• [Exercise material]
○ ○ ○ ○

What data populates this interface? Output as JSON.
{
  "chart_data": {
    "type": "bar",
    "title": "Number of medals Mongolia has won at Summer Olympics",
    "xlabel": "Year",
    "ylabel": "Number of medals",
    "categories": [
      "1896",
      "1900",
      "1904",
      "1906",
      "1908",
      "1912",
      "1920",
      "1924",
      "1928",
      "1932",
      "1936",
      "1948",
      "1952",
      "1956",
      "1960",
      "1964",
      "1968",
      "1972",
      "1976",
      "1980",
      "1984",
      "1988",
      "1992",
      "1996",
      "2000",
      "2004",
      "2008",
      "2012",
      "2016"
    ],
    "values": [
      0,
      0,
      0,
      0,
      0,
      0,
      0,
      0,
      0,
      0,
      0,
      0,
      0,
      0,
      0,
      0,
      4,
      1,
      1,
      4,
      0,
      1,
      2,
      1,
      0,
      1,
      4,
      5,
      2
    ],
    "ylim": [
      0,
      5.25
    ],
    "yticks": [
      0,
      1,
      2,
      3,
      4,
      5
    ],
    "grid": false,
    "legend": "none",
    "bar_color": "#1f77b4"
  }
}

○ ○ ○ ○

• [Required work]
From the entries above, extract each line containing "Number".

• [Solution for this problem]
    "title": "Number of medals Mongolia has won at Summer Olympics",
    "ylabel": "Number of medals",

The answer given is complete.